[SHORT PROBLEM] Where the data below has the string "változás", return the whole line.

[RECORDS PROVIDED]
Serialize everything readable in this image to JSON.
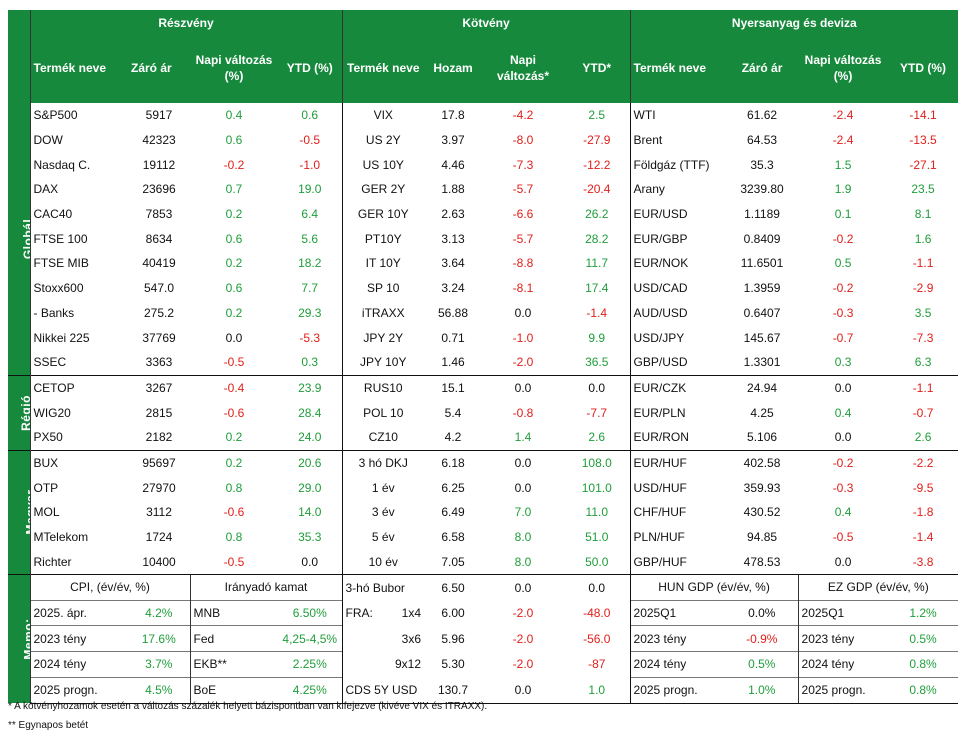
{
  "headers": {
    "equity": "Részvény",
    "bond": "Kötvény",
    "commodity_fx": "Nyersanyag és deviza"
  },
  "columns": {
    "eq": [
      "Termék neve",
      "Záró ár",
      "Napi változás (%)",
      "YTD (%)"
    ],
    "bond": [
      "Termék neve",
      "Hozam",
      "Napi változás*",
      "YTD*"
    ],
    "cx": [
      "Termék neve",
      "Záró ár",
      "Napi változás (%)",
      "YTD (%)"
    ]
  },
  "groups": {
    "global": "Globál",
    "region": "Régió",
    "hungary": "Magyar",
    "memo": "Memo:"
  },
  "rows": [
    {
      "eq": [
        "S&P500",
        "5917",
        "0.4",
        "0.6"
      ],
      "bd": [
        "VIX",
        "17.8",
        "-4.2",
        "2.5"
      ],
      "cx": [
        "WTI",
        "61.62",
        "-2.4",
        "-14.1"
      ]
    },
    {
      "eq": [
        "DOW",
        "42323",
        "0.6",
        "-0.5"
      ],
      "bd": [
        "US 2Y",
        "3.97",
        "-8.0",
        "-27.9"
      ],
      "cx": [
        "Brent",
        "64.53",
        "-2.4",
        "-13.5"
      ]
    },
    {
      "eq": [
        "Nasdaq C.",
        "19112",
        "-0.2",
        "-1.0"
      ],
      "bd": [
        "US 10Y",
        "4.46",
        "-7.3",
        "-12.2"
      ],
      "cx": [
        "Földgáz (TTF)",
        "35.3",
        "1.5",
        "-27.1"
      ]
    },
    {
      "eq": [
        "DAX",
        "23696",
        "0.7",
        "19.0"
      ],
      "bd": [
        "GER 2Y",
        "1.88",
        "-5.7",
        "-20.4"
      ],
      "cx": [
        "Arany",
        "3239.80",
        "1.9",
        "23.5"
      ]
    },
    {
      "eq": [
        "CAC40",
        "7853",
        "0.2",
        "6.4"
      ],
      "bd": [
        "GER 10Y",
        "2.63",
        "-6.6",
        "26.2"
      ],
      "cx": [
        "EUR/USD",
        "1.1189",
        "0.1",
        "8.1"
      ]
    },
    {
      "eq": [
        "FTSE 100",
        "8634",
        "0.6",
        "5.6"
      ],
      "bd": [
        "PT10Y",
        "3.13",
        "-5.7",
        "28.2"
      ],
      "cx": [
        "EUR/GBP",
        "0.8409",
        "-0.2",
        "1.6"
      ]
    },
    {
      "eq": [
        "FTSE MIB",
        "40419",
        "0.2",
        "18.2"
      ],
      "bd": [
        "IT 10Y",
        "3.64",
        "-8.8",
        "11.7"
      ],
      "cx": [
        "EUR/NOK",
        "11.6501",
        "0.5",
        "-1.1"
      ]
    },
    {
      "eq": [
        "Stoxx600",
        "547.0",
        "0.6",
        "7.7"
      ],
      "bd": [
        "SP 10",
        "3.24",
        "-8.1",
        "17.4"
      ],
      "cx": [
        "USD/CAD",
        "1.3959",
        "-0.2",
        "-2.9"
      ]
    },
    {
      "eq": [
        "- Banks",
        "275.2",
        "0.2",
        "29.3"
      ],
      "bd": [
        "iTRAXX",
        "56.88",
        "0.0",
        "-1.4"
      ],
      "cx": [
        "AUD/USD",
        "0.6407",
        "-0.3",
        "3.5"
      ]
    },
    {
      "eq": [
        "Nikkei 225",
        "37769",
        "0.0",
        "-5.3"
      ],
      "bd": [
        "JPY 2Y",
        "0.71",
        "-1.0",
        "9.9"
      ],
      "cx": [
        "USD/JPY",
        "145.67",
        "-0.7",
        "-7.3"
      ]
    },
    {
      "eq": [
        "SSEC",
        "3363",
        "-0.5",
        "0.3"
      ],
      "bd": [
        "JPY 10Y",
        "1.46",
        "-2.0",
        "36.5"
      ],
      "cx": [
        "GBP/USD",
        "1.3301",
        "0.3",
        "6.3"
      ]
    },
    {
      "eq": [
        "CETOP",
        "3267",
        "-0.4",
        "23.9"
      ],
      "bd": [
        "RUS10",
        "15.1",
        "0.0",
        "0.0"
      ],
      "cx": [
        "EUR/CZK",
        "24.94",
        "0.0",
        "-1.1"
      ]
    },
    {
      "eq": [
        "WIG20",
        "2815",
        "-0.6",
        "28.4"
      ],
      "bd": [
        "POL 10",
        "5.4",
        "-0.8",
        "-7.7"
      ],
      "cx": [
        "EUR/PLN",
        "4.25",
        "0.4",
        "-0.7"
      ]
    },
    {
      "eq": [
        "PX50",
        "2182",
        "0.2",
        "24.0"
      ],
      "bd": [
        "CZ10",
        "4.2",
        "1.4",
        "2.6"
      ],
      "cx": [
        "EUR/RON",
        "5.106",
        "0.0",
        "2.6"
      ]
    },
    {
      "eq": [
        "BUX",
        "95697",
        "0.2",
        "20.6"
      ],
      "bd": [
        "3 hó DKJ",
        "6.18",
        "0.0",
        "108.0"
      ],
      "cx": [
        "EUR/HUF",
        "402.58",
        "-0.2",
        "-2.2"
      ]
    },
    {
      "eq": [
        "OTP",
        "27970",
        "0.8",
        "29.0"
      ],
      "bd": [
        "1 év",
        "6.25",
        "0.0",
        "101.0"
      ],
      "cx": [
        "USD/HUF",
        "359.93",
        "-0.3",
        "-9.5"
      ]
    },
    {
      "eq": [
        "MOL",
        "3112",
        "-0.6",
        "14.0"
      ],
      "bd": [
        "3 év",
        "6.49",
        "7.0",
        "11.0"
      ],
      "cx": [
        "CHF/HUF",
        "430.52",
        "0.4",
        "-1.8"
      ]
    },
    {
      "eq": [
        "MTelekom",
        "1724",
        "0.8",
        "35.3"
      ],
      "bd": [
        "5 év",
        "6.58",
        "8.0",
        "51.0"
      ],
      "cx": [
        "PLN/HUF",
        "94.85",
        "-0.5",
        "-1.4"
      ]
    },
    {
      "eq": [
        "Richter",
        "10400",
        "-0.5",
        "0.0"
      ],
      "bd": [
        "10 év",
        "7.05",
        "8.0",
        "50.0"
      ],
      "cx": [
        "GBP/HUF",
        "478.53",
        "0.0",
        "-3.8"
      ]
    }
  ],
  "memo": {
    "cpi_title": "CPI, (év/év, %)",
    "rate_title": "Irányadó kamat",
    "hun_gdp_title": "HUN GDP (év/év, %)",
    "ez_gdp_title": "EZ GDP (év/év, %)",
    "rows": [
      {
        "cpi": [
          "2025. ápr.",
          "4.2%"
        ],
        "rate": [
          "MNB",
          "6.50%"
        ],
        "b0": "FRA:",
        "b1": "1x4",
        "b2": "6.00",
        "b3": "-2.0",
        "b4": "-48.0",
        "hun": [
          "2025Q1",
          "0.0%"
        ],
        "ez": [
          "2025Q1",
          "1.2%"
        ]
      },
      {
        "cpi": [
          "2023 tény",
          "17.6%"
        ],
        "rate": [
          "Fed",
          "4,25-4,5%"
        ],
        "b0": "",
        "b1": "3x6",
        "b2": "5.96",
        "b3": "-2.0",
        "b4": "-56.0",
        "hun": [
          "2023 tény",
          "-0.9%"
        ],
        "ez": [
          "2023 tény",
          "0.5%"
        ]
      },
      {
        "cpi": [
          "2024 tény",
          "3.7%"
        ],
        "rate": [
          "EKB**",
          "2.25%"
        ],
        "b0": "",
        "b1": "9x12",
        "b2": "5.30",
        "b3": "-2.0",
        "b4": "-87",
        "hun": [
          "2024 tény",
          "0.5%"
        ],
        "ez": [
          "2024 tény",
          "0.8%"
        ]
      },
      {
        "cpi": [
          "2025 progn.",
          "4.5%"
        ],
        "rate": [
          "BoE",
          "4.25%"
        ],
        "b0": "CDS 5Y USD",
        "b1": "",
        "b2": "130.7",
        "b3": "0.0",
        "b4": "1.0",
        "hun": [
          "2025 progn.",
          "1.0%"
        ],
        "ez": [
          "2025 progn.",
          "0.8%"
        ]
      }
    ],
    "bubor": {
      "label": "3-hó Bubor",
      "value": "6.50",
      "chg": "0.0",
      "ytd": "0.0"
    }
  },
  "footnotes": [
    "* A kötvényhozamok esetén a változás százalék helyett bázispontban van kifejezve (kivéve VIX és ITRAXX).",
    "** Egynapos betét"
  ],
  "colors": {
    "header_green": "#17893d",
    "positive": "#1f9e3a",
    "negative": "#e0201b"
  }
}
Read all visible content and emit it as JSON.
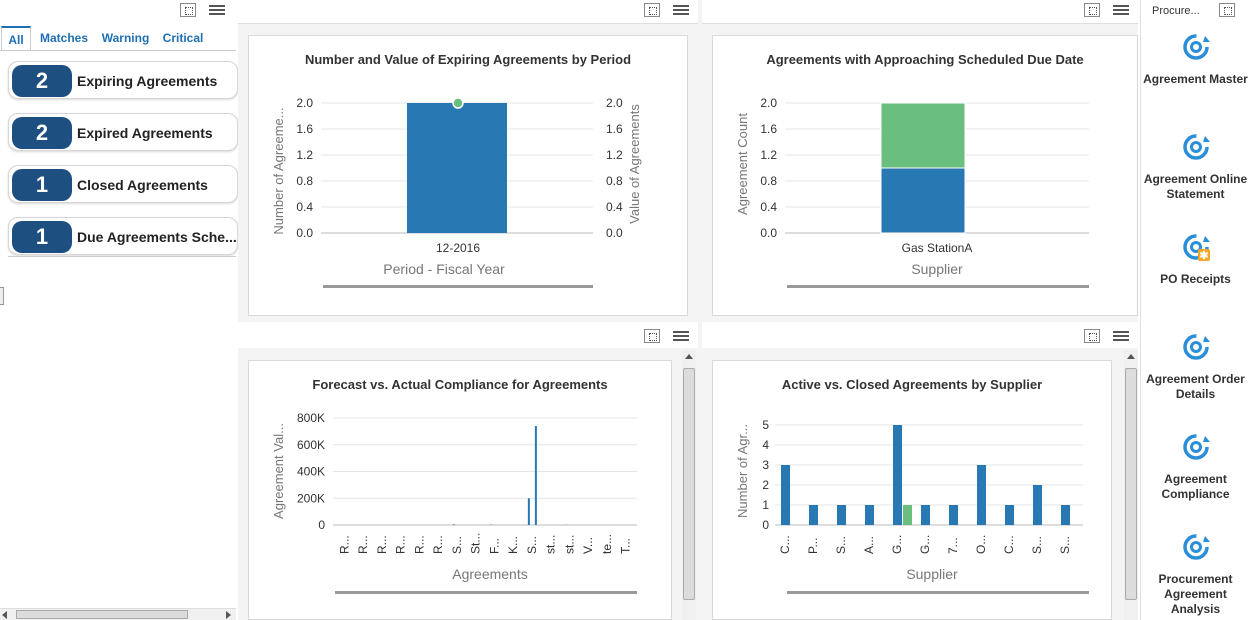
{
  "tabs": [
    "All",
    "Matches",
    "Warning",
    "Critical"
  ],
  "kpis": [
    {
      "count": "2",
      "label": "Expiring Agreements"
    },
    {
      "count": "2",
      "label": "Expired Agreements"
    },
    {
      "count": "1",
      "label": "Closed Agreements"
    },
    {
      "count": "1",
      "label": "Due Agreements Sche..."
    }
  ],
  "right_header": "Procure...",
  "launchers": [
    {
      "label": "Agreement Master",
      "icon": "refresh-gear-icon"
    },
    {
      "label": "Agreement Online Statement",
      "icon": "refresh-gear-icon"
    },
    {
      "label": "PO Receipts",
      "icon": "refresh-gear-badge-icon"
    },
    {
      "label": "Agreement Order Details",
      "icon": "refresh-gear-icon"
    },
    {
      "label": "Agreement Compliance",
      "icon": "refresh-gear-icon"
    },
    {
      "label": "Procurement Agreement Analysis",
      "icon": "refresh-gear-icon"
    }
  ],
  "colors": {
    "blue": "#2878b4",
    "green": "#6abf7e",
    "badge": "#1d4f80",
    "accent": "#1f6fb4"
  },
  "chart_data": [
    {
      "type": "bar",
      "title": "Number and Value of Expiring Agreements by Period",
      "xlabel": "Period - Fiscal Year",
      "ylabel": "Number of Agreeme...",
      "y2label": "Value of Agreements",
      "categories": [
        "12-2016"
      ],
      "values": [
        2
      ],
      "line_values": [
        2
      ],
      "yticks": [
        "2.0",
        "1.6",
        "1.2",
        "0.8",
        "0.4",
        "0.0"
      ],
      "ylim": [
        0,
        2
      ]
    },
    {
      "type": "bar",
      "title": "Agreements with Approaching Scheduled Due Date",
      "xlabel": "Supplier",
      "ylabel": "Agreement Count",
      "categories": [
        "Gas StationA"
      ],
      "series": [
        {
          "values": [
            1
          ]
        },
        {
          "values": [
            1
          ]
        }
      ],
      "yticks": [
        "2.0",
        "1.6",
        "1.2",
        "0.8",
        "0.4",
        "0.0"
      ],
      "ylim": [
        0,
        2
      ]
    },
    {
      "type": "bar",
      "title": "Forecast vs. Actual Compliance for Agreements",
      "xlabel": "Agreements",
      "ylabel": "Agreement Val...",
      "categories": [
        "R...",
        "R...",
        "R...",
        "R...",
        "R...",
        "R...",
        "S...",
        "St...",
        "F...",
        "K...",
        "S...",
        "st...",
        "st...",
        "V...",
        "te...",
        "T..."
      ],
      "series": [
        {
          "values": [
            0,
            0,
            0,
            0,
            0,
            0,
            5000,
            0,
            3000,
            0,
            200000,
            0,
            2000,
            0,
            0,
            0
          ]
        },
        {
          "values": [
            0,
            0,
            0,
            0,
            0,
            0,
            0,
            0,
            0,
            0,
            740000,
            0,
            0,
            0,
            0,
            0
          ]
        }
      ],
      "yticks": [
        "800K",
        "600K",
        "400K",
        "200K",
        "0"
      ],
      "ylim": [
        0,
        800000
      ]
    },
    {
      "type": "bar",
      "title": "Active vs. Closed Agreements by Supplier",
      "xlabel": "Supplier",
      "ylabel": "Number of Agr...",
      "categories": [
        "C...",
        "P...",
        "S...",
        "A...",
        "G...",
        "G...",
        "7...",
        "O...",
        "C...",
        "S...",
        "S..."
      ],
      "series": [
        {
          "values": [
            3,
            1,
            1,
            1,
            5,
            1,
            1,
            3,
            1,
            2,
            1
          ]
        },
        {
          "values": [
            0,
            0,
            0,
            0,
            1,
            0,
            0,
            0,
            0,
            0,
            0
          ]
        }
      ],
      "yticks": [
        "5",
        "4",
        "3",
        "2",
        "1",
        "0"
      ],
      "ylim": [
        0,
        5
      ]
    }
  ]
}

[EXPECTED ANSWER]
      "Napi változás (%)",
      "Napi változás*",
      "Napi változás (%)",
    "* A kötvényhozamok esetén a változás százalék helyett bázispontban van kifejezve (kivéve VIX és ITRAXX).",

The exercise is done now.